[Layout records]
——————

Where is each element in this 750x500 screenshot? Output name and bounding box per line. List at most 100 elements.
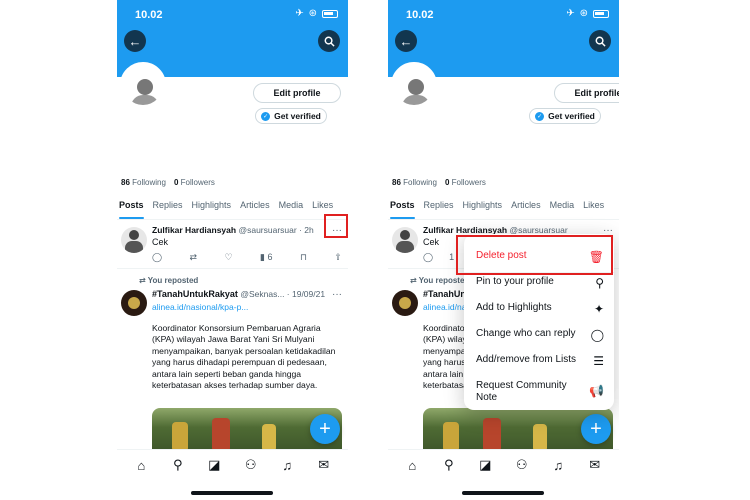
share-icon[interactable]: ⇪ xyxy=(334,252,342,263)
follow-stats: 86 Following 0 Followers xyxy=(121,178,215,187)
search-button[interactable] xyxy=(589,30,611,52)
menu-item-community-note[interactable]: Request Community Note xyxy=(464,380,584,404)
menu-item-lists[interactable]: Add/remove from Lists ☰ xyxy=(464,354,614,368)
bottom-nav: ⌂ ⚲ ◪ ⚇ ♫ ✉ xyxy=(388,449,619,500)
bell-icon[interactable]: ♫ xyxy=(279,457,295,473)
link-icon: ⊛ xyxy=(308,8,317,19)
bell-icon[interactable]: ♫ xyxy=(550,457,566,473)
repost-small-icon: ⇄ xyxy=(139,276,146,285)
get-verified-button[interactable]: ✓ Get verified xyxy=(529,108,601,124)
search-button[interactable] xyxy=(318,30,340,52)
post-link[interactable]: alinea.id/nasional/kpa-p... xyxy=(152,302,248,312)
views-count: 6 xyxy=(267,252,273,262)
status-icons: ✈ ⊛ xyxy=(566,8,609,19)
post-text: Cek xyxy=(152,237,169,247)
plus-icon: + xyxy=(590,417,602,440)
link-icon: ⊛ xyxy=(579,8,588,19)
profile-avatar[interactable] xyxy=(391,62,437,108)
tab-media[interactable]: Media xyxy=(279,198,304,219)
home-indicator xyxy=(191,491,273,495)
back-button[interactable]: ← xyxy=(395,30,417,52)
post-text: Cek xyxy=(423,237,440,247)
repost-count: 1 xyxy=(449,252,455,262)
post-cek[interactable]: Zulfikar Hardiansyah @saursuarsuar · 2h … xyxy=(117,221,348,269)
tab-posts[interactable]: Posts xyxy=(119,198,144,219)
search-nav-icon[interactable]: ⚲ xyxy=(170,457,186,473)
phone-screen-left: 10.02 ✈ ⊛ ← Edit profile ✓ Get verified … xyxy=(117,0,348,500)
reposted-label: ⇄ You reposted xyxy=(139,276,199,285)
author-name[interactable]: Zulfikar Hardiansyah xyxy=(152,225,236,235)
edit-profile-button[interactable]: Edit profile xyxy=(253,83,341,103)
bookmark-icon[interactable]: ⊓ xyxy=(300,252,307,263)
following-link[interactable]: 86 Following xyxy=(121,178,166,187)
annotation-highlight-delete xyxy=(456,235,613,275)
profile-tabs: Posts Replies Highlights Articles Media … xyxy=(117,198,348,220)
compose-button[interactable]: + xyxy=(310,414,340,444)
arrow-left-icon: ← xyxy=(128,33,142,49)
tab-media[interactable]: Media xyxy=(550,198,575,219)
post-actions: ◯ ⇄ ♡ ▮ 6 ⊓ ⇪ xyxy=(152,252,342,263)
airplane-icon: ✈ xyxy=(295,8,304,19)
arrow-left-icon: ← xyxy=(399,33,413,49)
profile-tabs: Posts Replies Highlights Articles Media … xyxy=(388,198,619,220)
menu-item-add-highlights[interactable]: Add to Highlights ✦ xyxy=(464,302,614,316)
tab-articles[interactable]: Articles xyxy=(240,198,270,219)
get-verified-button[interactable]: ✓ Get verified xyxy=(255,108,327,124)
grok-icon[interactable]: ◪ xyxy=(477,457,493,473)
back-button[interactable]: ← xyxy=(124,30,146,52)
tab-replies[interactable]: Replies xyxy=(424,198,454,219)
views-button[interactable]: ▮ 6 xyxy=(260,252,272,263)
airplane-icon: ✈ xyxy=(566,8,575,19)
bottom-nav: ⌂ ⚲ ◪ ⚇ ♫ ✉ xyxy=(117,449,348,500)
get-verified-label: Get verified xyxy=(274,111,321,121)
status-time: 10.02 xyxy=(135,9,163,21)
search-nav-icon[interactable]: ⚲ xyxy=(441,457,457,473)
tab-articles[interactable]: Articles xyxy=(511,198,541,219)
more-options-icon[interactable]: ··· xyxy=(332,289,342,300)
avatar[interactable] xyxy=(392,227,418,253)
menu-item-change-reply[interactable]: Change who can reply ◯ xyxy=(464,328,614,342)
like-icon[interactable]: ♡ xyxy=(225,252,233,263)
sparkle-icon: ✦ xyxy=(593,302,604,316)
tab-posts[interactable]: Posts xyxy=(390,198,415,219)
repost-small-icon: ⇄ xyxy=(410,276,417,285)
tab-highlights[interactable]: Highlights xyxy=(192,198,232,219)
communities-icon[interactable]: ⚇ xyxy=(514,457,530,473)
followers-link[interactable]: 0 Followers xyxy=(174,178,215,187)
tab-likes[interactable]: Likes xyxy=(583,198,604,219)
battery-icon xyxy=(322,9,338,18)
reply-icon[interactable]: ◯ xyxy=(423,252,433,263)
mail-icon[interactable]: ✉ xyxy=(587,457,603,473)
profile-avatar[interactable] xyxy=(120,62,166,108)
mail-icon[interactable]: ✉ xyxy=(316,457,332,473)
pin-icon: ⚲ xyxy=(595,276,604,290)
avatar[interactable] xyxy=(121,227,147,253)
followers-link[interactable]: 0 Followers xyxy=(445,178,486,187)
author-name[interactable]: #TanahUntukRakyat xyxy=(152,289,238,299)
compose-button[interactable]: + xyxy=(581,414,611,444)
list-icon: ☰ xyxy=(593,354,604,368)
verified-badge-icon: ✓ xyxy=(261,111,271,121)
repost-icon[interactable]: ⇄ xyxy=(190,252,198,263)
communities-icon[interactable]: ⚇ xyxy=(243,457,259,473)
reply-icon[interactable]: ◯ xyxy=(152,252,162,263)
avatar[interactable] xyxy=(392,290,418,316)
post-text: Koordinator Konsorsium Pembaruan Agraria… xyxy=(152,323,336,391)
follow-stats: 86 Following 0 Followers xyxy=(392,178,486,187)
battery-icon xyxy=(593,9,609,18)
menu-item-pin-profile[interactable]: Pin to your profile ⚲ xyxy=(464,276,614,290)
verified-badge-icon: ✓ xyxy=(535,111,545,121)
grok-icon[interactable]: ◪ xyxy=(206,457,222,473)
search-icon xyxy=(595,36,606,47)
edit-profile-button[interactable]: Edit profile xyxy=(554,83,619,103)
home-indicator xyxy=(462,491,544,495)
tab-replies[interactable]: Replies xyxy=(153,198,183,219)
following-link[interactable]: 86 Following xyxy=(392,178,437,187)
post-header: #TanahUntukRakyat @Seknas... · 19/09/21 xyxy=(152,289,325,299)
avatar[interactable] xyxy=(121,290,147,316)
tab-highlights[interactable]: Highlights xyxy=(463,198,503,219)
home-icon[interactable]: ⌂ xyxy=(404,457,420,473)
status-icons: ✈ ⊛ xyxy=(295,8,338,19)
home-icon[interactable]: ⌂ xyxy=(133,457,149,473)
search-icon xyxy=(324,36,335,47)
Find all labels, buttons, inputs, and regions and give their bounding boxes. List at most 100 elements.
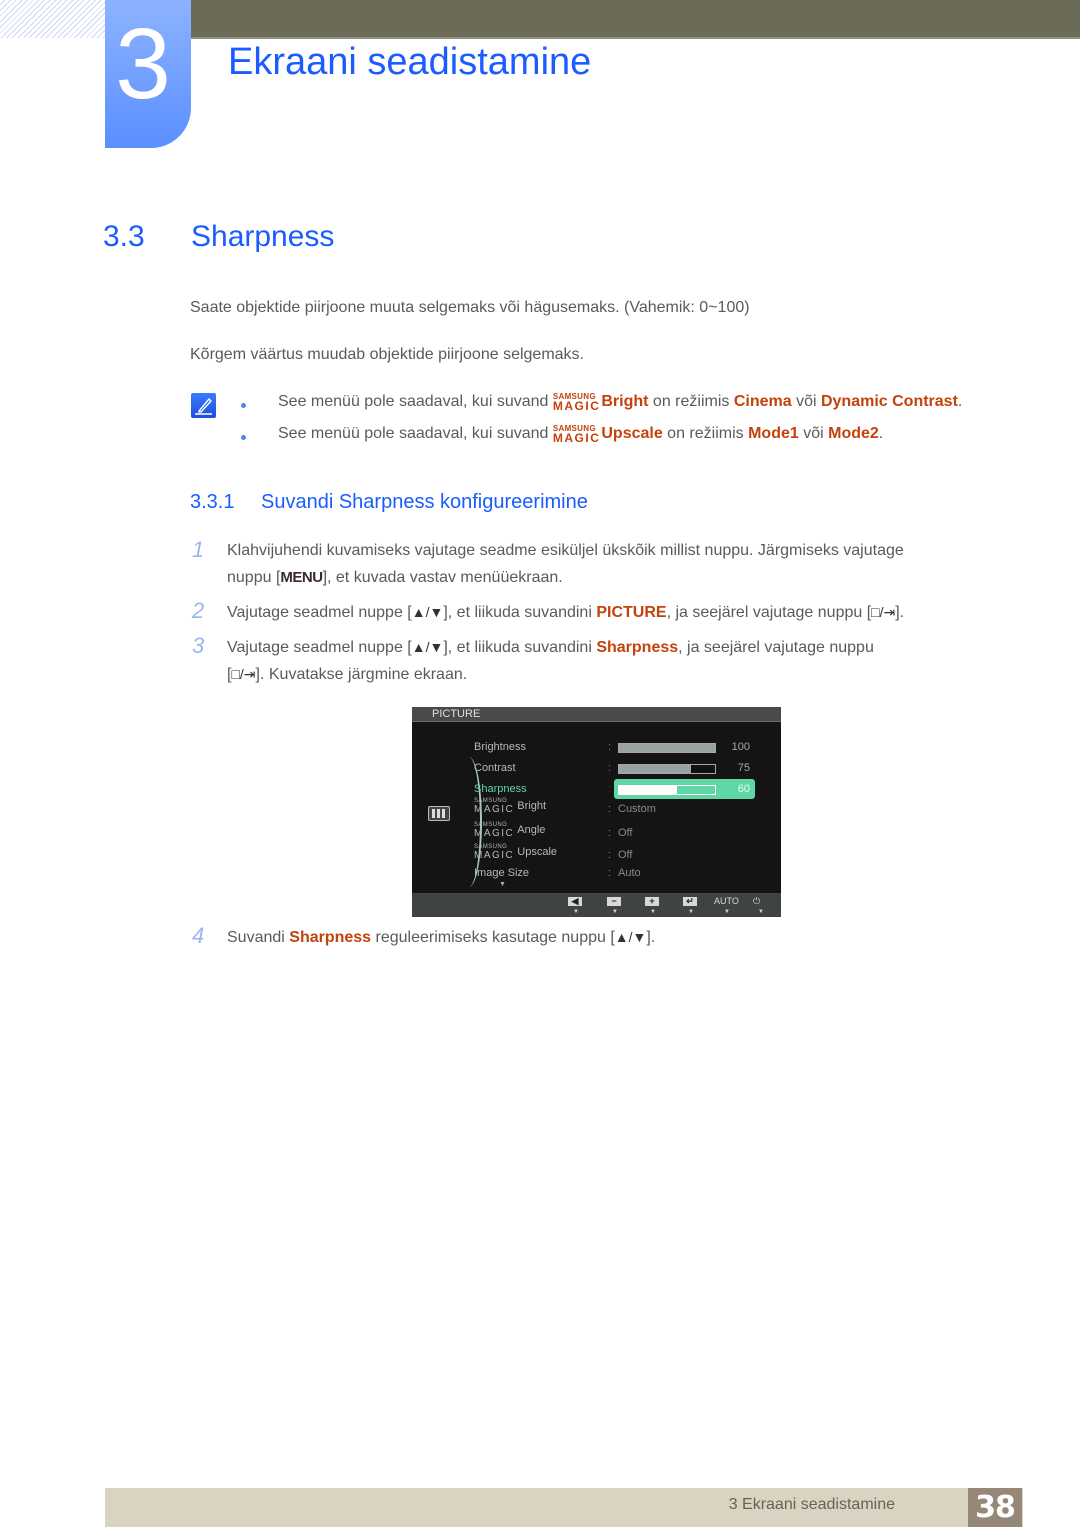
osd-item-label-text: Bright xyxy=(517,800,547,812)
section-number: 3.3 xyxy=(103,220,145,253)
auto-button-icon[interactable]: AUTO xyxy=(714,896,739,906)
note-text: See menüü pole saadaval, kui suvand xyxy=(278,393,553,410)
header-bar xyxy=(190,0,1080,39)
osd-arrow-indicator-icon: ▼ xyxy=(650,909,656,915)
source-enter-keys-icon: □/⇥ xyxy=(871,604,896,620)
step-text: ]. xyxy=(895,604,905,621)
step-text: ]. Kuvatakse järgmine ekraan. xyxy=(255,666,468,683)
step-text: ], et liikuda suvandini xyxy=(443,639,597,656)
osd-menu-item[interactable]: Brightness: 100 xyxy=(474,739,774,757)
step-text: , ja seejärel vajutage nuppu xyxy=(678,639,874,656)
note-item: See menüü pole saadaval, kui suvand SAMS… xyxy=(278,392,963,413)
footer-chapter-label: 3 Ekraani seadistamine xyxy=(728,1496,895,1513)
osd-item-label-text: Contrast xyxy=(474,762,516,774)
step-number: 1 xyxy=(192,537,205,562)
note-text: See menüü pole saadaval, kui suvand xyxy=(278,425,553,442)
up-down-keys-icon: ▲/▼ xyxy=(411,604,444,620)
osd-value-bar[interactable] xyxy=(618,743,716,753)
osd-item-label: SAMSUNG MAGIC Bright xyxy=(474,798,547,815)
step-text-cont: nuppu [MENU], et kuvada vastav menüüekra… xyxy=(227,568,563,588)
up-down-keys-icon: ▲/▼ xyxy=(411,639,444,655)
step-text: ], et kuvada vastav menüüekraan. xyxy=(322,569,563,586)
note-bullet-icon xyxy=(241,403,246,408)
samsung-magic-logo: SAMSUNG MAGIC xyxy=(474,822,515,839)
osd-item-value: Off xyxy=(618,827,633,839)
step-text: nuppu [ xyxy=(227,569,281,586)
osd-value-bar[interactable] xyxy=(618,785,716,795)
osd-value-bar-fill xyxy=(619,786,677,794)
osd-menu-item[interactable]: Contrast: 75 xyxy=(474,760,774,778)
section-title: Sharpness xyxy=(191,220,335,253)
note-mode: Cinema xyxy=(733,393,792,410)
osd-arrow-indicator-icon: ▼ xyxy=(612,909,618,915)
samsung-magic-logo: SAMSUNG MAGIC xyxy=(552,393,601,413)
note-text: või xyxy=(791,393,821,410)
power-button-icon[interactable]: ⏻ xyxy=(753,896,760,906)
note-mode: Dynamic Contrast xyxy=(820,393,958,410)
step-text: Vajutage seadmel nuppe [▲/▼], et liikuda… xyxy=(227,637,874,658)
osd-menu-item[interactable]: Image Size: Auto xyxy=(474,865,774,883)
step-text: Vajutage seadmel nuppe [ xyxy=(227,639,412,656)
osd-item-value: Off xyxy=(618,849,633,861)
osd-separator: : xyxy=(608,867,612,879)
osd-arrow-indicator-icon: ▼ xyxy=(573,909,579,915)
step-text: Vajutage seadmel nuppe [▲/▼], et liikuda… xyxy=(227,602,904,623)
note-pencil-icon xyxy=(191,393,216,418)
step-text-cont: [□/⇥]. Kuvatakse järgmine ekraan. xyxy=(227,664,467,685)
intro-paragraph-2: Kõrgem väärtus muudab objektide piirjoon… xyxy=(190,346,584,363)
osd-separator: : xyxy=(608,741,612,753)
picture-menu-icon xyxy=(428,806,450,821)
left-button-icon[interactable]: ◀ xyxy=(568,897,582,906)
step-text: reguleerimiseks kasutage nuppu [ xyxy=(371,929,615,946)
magic-bottom: MAGIC xyxy=(474,828,515,839)
osd-separator: : xyxy=(608,827,612,839)
osd-item-value: Custom xyxy=(618,803,656,815)
page-number: 38 xyxy=(968,1488,1022,1527)
enter-button-icon[interactable]: ↵ xyxy=(683,897,697,906)
plus-button-icon[interactable]: + xyxy=(645,897,659,906)
osd-arrow-indicator-icon: ▼ xyxy=(724,909,730,915)
step-text: Klahvijuhendi kuvamiseks vajutage seadme… xyxy=(227,542,904,559)
osd-value-bar[interactable] xyxy=(618,764,716,774)
magic-bottom: MAGIC xyxy=(552,399,601,413)
osd-header: PICTURE xyxy=(412,707,781,722)
osd-value-bar-fill xyxy=(619,744,715,752)
magic-bottom: MAGIC xyxy=(474,804,515,815)
minus-button-icon[interactable]: − xyxy=(607,897,621,906)
note-item: See menüü pole saadaval, kui suvand SAMS… xyxy=(278,424,884,445)
osd-item-label: SAMSUNG MAGIC Upscale xyxy=(474,844,558,861)
step-number: 2 xyxy=(192,598,205,623)
osd-item-value: 100 xyxy=(731,741,750,753)
step-highlight: Sharpness xyxy=(289,929,372,946)
samsung-magic-logo: SAMSUNG MAGIC xyxy=(474,844,515,861)
osd-item-label-text: Image Size xyxy=(474,867,530,879)
note-text: . xyxy=(878,425,884,442)
osd-item-label-text: Angle xyxy=(517,824,546,836)
intro-paragraph: Saate objektide piirjoone muuta selgemak… xyxy=(190,299,750,316)
note-bullet-icon xyxy=(241,435,246,440)
step-highlight: PICTURE xyxy=(596,604,667,621)
osd-separator: : xyxy=(608,762,612,774)
magic-bottom: MAGIC xyxy=(552,431,601,445)
osd-arrow-indicator-icon: ▼ xyxy=(758,909,764,915)
step-text: Vajutage seadmel nuppe [ xyxy=(227,604,412,621)
scroll-down-indicator-icon: ▼ xyxy=(499,881,506,888)
header-hatch-decoration xyxy=(0,0,105,38)
note-option: Upscale xyxy=(601,425,663,442)
menu-key-label: MENU xyxy=(280,569,323,586)
chapter-title: Ekraani seadistamine xyxy=(228,41,592,83)
note-text: on režiimis xyxy=(648,393,734,410)
osd-item-label-text: Sharpness xyxy=(474,783,527,795)
osd-menu-item[interactable]: Sharpness: 60 xyxy=(474,779,774,799)
osd-item-label: Image Size xyxy=(474,867,529,879)
osd-item-label: SAMSUNG MAGIC Angle xyxy=(474,822,546,839)
note-text: on režiimis xyxy=(662,425,749,442)
osd-menu-item[interactable]: SAMSUNG MAGIC Upscale: Off xyxy=(474,844,774,865)
osd-item-label-text: Upscale xyxy=(517,846,558,858)
samsung-magic-logo: SAMSUNG MAGIC xyxy=(474,798,515,815)
note-text: . xyxy=(957,393,963,410)
osd-menu-item[interactable]: SAMSUNG MAGIC Angle: Off xyxy=(474,822,774,843)
osd-menu-item[interactable]: SAMSUNG MAGIC Bright: Custom xyxy=(474,798,774,819)
osd-arrow-indicator-icon: ▼ xyxy=(688,909,694,915)
magic-bottom: MAGIC xyxy=(474,850,515,861)
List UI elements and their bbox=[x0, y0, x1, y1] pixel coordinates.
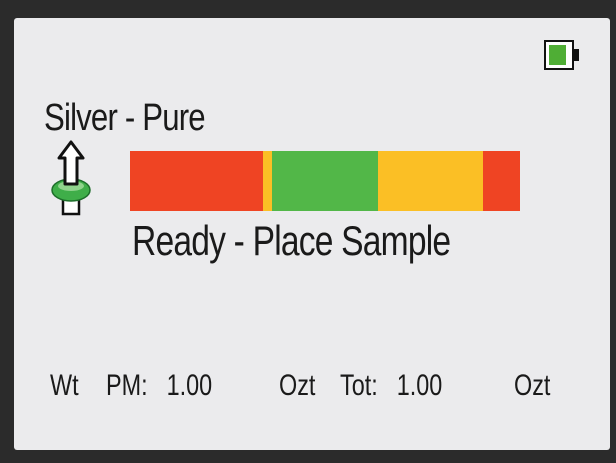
display-screen: Silver - Pure Ready - Place Sample Wt PM… bbox=[14, 18, 610, 450]
battery-cap bbox=[574, 49, 579, 61]
pm-value: 1.00 bbox=[166, 369, 213, 402]
pm-readout: PM: 1.00 bbox=[106, 368, 212, 404]
tot-unit: Ozt bbox=[514, 369, 551, 402]
range-segment-3 bbox=[272, 151, 378, 211]
pm-label: PM: bbox=[106, 369, 148, 402]
status-message: Ready - Place Sample bbox=[132, 217, 451, 264]
sample-position-icon bbox=[50, 140, 94, 220]
battery-level-fill bbox=[549, 45, 566, 65]
battery-body bbox=[544, 40, 574, 70]
tot-label: Tot: bbox=[340, 369, 378, 402]
pm-unit-readout: Ozt bbox=[279, 368, 315, 404]
tot-unit-readout: Ozt bbox=[514, 368, 550, 404]
tot-value: 1.00 bbox=[396, 369, 443, 402]
range-segment-1 bbox=[130, 151, 263, 211]
material-title: Silver - Pure bbox=[44, 97, 206, 139]
range-segment-2 bbox=[262, 151, 273, 211]
pm-unit: Ozt bbox=[279, 369, 316, 402]
weight-label: Wt bbox=[50, 368, 79, 404]
tot-readout: Tot: 1.00 bbox=[340, 368, 442, 404]
weight-label-text: Wt bbox=[50, 369, 79, 402]
battery-icon bbox=[544, 40, 579, 70]
range-segment-5 bbox=[482, 151, 520, 211]
range-segment-4 bbox=[377, 151, 483, 211]
range-indicator-bar bbox=[130, 151, 520, 211]
device-frame: Silver - Pure Ready - Place Sample Wt PM… bbox=[0, 0, 616, 463]
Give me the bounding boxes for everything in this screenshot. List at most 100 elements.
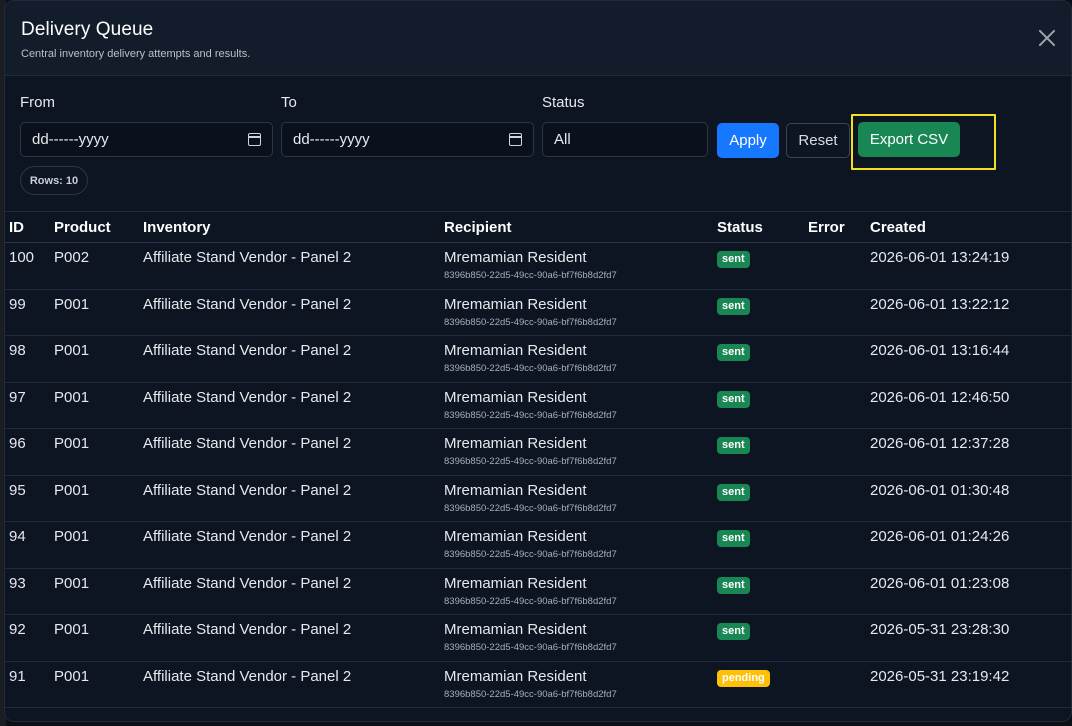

——————

### [PROBLEM TO SOLVE]
Return, with no changes, the lines of the records from the one containing "osd-item-label-text: Bright xyxy=(517,800,547,812)" through the one containing "suvand SAMS… xyxy=(278,392,963,413)", both lines included.

### [CORRECT RESPONSE]
osd-item-label-text: Bright xyxy=(517,800,547,812)
section-number: 3.3 xyxy=(103,220,145,253)
auto-button-icon[interactable]: AUTO xyxy=(714,896,739,906)
note-text: See menüü pole saadaval, kui suvand xyxy=(278,393,553,410)
header-bar xyxy=(190,0,1080,39)
osd-arrow-indicator-icon: ▼ xyxy=(650,909,656,915)
source-enter-keys-icon: □/⇥ xyxy=(871,604,896,620)
step-text: ]. xyxy=(895,604,905,621)
step-text: ]. Kuvatakse järgmine ekraan. xyxy=(255,666,468,683)
step-text: ], et liikuda suvandini xyxy=(443,639,597,656)
osd-menu-item[interactable]: Brightness: 100 xyxy=(474,739,774,757)
step-text: , ja seejärel vajutage nuppu xyxy=(678,639,874,656)
note-item: See menüü pole saadaval, kui suvand SAMS… xyxy=(278,392,963,413)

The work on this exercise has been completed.